(TASK INSTRUCTIONS):
Using the data below, repeat all of it precisely.

START

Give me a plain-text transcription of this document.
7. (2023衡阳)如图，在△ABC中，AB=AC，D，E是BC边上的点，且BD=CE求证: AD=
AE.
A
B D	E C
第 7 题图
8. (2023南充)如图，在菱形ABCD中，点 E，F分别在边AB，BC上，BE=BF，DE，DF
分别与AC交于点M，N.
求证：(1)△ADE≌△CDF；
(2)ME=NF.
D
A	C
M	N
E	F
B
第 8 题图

END

(CORRECT ANSWER):
Give me a plain-text transcription of this document.
7. (2023衡阳)如图，在△ABC中，AB=AC，D，E是BC边上的点，且BD=CE求证: AD=
AE.
A
B D	E C
第 7 题图
8. (2023南充)如图，在菱形ABCD中，点 E，F分别在边AB，BC上，BE=BF，DE，DF
分别与AC交于点M，N.
求证：(1)△ADE≌△CDF；
(2)ME=NF.
D
A	C
M	N
E	F
B
第 8 题图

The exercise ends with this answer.